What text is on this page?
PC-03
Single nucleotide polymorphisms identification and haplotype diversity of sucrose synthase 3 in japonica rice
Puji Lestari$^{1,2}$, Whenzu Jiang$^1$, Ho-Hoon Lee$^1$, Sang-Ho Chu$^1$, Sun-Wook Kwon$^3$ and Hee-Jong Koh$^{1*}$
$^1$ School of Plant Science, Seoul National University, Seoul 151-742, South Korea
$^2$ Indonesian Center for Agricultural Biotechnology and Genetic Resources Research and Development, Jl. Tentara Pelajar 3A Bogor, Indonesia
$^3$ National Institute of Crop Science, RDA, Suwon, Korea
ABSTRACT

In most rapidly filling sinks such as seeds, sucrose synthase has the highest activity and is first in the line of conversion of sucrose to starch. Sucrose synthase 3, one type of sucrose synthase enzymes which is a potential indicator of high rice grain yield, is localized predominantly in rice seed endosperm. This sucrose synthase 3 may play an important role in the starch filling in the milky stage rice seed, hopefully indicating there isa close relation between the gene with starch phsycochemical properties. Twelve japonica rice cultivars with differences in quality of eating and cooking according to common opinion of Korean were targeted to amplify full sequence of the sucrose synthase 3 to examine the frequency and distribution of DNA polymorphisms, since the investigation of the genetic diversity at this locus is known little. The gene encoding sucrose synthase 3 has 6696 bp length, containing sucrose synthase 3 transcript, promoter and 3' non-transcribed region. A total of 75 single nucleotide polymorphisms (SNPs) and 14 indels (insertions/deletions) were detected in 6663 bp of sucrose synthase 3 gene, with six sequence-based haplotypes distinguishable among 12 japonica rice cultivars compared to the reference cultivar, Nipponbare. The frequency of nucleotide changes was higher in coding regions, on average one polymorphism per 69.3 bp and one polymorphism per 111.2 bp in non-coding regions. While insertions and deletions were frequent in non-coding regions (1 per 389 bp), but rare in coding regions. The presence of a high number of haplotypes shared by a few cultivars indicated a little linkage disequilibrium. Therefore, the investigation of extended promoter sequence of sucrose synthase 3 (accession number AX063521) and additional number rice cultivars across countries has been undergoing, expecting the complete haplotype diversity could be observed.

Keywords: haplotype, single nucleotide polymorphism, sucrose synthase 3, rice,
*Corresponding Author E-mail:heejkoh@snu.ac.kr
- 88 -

┄┄┄┄┄┄

Go through the listing above and restate it word for word.

▶ SOLVED EXERCISE:
What text is on this page?
PC-03
Single nucleotide polymorphisms identification and haplotype diversity of sucrose synthase 3 in japonica rice
Puji Lestari$^{1,2}$, Whenzu Jiang$^1$, Ho-Hoon Lee$^1$, Sang-Ho Chu$^1$, Sun-Wook Kwon$^3$ and Hee-Jong Koh$^{1*}$
$^1$ School of Plant Science, Seoul National University, Seoul 151-742, South Korea
$^2$ Indonesian Center for Agricultural Biotechnology and Genetic Resources Research and Development, Jl. Tentara Pelajar 3A Bogor, Indonesia
$^3$ National Institute of Crop Science, RDA, Suwon, Korea
ABSTRACT

In most rapidly filling sinks such as seeds, sucrose synthase has the highest activity and is first in the line of conversion of sucrose to starch. Sucrose synthase 3, one type of sucrose synthase enzymes which is a potential indicator of high rice grain yield, is localized predominantly in rice seed endosperm. This sucrose synthase 3 may play an important role in the starch filling in the milky stage rice seed, hopefully indicating there isa close relation between the gene with starch phsycochemical properties. Twelve japonica rice cultivars with differences in quality of eating and cooking according to common opinion of Korean were targeted to amplify full sequence of the sucrose synthase 3 to examine the frequency and distribution of DNA polymorphisms, since the investigation of the genetic diversity at this locus is known little. The gene encoding sucrose synthase 3 has 6696 bp length, containing sucrose synthase 3 transcript, promoter and 3' non-transcribed region. A total of 75 single nucleotide polymorphisms (SNPs) and 14 indels (insertions/deletions) were detected in 6663 bp of sucrose synthase 3 gene, with six sequence-based haplotypes distinguishable among 12 japonica rice cultivars compared to the reference cultivar, Nipponbare. The frequency of nucleotide changes was higher in coding regions, on average one polymorphism per 69.3 bp and one polymorphism per 111.2 bp in non-coding regions. While insertions and deletions were frequent in non-coding regions (1 per 389 bp), but rare in coding regions. The presence of a high number of haplotypes shared by a few cultivars indicated a little linkage disequilibrium. Therefore, the investigation of extended promoter sequence of sucrose synthase 3 (accession number AX063521) and additional number rice cultivars across countries has been undergoing, expecting the complete haplotype diversity could be observed.

Keywords: haplotype, single nucleotide polymorphism, sucrose synthase 3, rice,
*Corresponding Author E-mail:heejkoh@snu.ac.kr
- 88 -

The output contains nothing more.